INPUT:
□ □ □ □ □
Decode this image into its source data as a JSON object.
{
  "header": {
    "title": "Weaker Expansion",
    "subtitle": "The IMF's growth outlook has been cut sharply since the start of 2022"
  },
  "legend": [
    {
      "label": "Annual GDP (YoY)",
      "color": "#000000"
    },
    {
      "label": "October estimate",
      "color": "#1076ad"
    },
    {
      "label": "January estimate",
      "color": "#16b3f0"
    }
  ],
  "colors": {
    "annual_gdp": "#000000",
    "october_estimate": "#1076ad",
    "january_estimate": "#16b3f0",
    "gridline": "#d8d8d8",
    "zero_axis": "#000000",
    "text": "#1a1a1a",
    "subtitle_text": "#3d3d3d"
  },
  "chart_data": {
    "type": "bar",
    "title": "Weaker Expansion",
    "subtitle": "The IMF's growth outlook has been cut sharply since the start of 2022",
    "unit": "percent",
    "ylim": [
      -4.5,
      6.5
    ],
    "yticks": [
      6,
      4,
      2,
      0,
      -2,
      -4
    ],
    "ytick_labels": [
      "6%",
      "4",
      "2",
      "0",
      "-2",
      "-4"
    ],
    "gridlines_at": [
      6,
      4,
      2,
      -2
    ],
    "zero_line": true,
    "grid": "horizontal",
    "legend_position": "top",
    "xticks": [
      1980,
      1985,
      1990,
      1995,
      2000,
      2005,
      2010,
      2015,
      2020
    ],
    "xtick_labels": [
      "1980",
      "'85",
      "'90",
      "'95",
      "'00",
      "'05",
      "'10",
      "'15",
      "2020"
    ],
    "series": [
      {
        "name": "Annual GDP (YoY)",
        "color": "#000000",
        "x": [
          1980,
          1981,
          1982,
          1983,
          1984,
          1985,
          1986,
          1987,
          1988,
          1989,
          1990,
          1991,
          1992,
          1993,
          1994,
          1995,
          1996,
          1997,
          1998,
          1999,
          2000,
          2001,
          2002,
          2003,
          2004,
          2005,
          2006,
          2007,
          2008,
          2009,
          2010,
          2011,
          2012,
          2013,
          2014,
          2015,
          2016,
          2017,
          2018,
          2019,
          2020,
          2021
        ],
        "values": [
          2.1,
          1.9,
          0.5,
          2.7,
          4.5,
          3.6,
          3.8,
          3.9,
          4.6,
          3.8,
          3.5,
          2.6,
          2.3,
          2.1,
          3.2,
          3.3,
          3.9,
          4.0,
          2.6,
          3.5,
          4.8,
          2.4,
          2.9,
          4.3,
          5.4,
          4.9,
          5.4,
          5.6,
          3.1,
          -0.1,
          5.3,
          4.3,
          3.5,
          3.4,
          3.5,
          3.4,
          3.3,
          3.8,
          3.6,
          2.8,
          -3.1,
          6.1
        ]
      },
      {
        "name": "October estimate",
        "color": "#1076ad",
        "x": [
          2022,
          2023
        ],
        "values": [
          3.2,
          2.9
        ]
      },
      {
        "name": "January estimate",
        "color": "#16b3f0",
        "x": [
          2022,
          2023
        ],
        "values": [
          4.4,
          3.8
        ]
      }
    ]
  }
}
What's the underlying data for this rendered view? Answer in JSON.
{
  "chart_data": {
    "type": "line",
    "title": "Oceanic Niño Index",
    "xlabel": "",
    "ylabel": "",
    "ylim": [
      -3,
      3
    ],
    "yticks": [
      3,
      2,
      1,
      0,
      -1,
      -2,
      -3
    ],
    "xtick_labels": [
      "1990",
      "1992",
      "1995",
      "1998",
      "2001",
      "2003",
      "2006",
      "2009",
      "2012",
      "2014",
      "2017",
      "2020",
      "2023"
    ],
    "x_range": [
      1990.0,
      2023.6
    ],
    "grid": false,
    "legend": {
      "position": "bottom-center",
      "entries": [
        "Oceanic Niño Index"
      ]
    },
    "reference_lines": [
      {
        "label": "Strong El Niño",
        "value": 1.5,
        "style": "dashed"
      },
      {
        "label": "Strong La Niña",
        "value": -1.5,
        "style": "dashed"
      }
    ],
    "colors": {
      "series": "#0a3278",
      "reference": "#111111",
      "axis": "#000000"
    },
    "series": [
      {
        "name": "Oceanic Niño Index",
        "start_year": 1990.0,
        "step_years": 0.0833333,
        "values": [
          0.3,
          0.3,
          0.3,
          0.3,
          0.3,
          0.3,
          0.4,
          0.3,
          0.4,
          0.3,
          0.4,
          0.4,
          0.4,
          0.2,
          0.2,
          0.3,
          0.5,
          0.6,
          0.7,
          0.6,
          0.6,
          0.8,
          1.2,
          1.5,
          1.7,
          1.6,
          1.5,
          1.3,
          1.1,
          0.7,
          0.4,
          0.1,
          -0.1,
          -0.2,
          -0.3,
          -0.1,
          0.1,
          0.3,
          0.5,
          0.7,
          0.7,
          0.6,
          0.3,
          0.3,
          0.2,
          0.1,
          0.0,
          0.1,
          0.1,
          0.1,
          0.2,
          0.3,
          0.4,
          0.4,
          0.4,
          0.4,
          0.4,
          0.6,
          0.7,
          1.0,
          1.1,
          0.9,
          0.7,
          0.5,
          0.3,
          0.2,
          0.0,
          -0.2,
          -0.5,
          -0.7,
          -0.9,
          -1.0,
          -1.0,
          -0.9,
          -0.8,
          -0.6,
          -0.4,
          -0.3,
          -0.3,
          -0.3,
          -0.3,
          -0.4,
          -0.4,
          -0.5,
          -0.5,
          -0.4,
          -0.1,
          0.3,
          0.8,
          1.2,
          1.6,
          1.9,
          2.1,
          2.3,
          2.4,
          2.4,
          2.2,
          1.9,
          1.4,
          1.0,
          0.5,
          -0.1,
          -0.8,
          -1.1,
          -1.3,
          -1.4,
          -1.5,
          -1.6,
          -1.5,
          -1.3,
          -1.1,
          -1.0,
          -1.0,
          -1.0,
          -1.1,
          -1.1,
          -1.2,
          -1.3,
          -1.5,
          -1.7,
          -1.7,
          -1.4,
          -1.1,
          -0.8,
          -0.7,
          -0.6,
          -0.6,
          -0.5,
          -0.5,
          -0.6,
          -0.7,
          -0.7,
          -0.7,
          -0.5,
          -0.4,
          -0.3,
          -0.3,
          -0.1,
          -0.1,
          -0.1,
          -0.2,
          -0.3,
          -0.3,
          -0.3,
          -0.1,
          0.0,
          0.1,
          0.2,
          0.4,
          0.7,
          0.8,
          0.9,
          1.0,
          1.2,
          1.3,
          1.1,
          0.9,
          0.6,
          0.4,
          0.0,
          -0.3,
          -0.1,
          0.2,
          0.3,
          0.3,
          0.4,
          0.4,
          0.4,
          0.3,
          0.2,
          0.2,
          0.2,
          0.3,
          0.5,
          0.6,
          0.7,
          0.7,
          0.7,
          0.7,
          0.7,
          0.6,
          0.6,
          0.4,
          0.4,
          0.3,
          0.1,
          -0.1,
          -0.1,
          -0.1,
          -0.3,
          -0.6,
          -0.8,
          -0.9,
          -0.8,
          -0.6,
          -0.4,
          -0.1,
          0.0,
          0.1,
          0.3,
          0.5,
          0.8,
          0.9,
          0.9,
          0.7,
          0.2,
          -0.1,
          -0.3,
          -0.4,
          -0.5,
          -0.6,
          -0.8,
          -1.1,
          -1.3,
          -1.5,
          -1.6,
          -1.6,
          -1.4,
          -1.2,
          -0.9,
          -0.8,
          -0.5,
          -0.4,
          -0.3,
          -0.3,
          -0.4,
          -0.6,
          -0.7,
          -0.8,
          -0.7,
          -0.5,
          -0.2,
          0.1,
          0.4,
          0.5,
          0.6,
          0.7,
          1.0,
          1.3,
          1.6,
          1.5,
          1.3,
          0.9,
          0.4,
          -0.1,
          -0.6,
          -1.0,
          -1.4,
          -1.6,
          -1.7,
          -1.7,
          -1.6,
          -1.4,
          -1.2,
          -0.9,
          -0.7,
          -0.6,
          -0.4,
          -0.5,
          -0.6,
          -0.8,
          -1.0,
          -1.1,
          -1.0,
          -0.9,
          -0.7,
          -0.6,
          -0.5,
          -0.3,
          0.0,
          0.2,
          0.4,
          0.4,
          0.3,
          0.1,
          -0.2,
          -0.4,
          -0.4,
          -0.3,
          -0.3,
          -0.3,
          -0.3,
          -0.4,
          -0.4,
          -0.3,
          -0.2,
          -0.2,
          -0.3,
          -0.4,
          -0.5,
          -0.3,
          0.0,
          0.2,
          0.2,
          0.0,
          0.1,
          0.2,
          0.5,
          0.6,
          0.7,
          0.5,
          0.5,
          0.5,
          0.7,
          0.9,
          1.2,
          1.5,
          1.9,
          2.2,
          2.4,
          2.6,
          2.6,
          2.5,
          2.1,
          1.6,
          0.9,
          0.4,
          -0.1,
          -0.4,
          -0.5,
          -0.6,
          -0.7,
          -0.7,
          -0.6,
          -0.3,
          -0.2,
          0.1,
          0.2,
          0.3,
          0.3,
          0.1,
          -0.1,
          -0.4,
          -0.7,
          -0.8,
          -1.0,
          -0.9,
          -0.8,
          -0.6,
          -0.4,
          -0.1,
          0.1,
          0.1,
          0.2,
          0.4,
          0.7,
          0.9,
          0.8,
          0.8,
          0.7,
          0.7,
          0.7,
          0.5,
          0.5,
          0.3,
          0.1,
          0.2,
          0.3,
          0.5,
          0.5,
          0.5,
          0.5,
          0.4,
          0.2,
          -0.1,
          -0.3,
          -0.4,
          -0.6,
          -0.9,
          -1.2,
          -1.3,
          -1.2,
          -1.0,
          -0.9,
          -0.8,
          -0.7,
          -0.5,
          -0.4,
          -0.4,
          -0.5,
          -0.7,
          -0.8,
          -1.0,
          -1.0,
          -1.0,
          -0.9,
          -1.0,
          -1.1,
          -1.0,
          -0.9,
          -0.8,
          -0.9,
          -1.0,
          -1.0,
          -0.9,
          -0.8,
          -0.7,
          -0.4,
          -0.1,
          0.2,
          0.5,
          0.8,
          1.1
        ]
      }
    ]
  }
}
□ □ □ □ □
DESCRIPTION OF THE TASK: From the listing above, copy every line that includes the word "name".

WORKED SOLUTION:
        "name": "Annual GDP (YoY)",
        "name": "October estimate",
        "name": "January estimate",
        "name": "Oceanic Niño Index",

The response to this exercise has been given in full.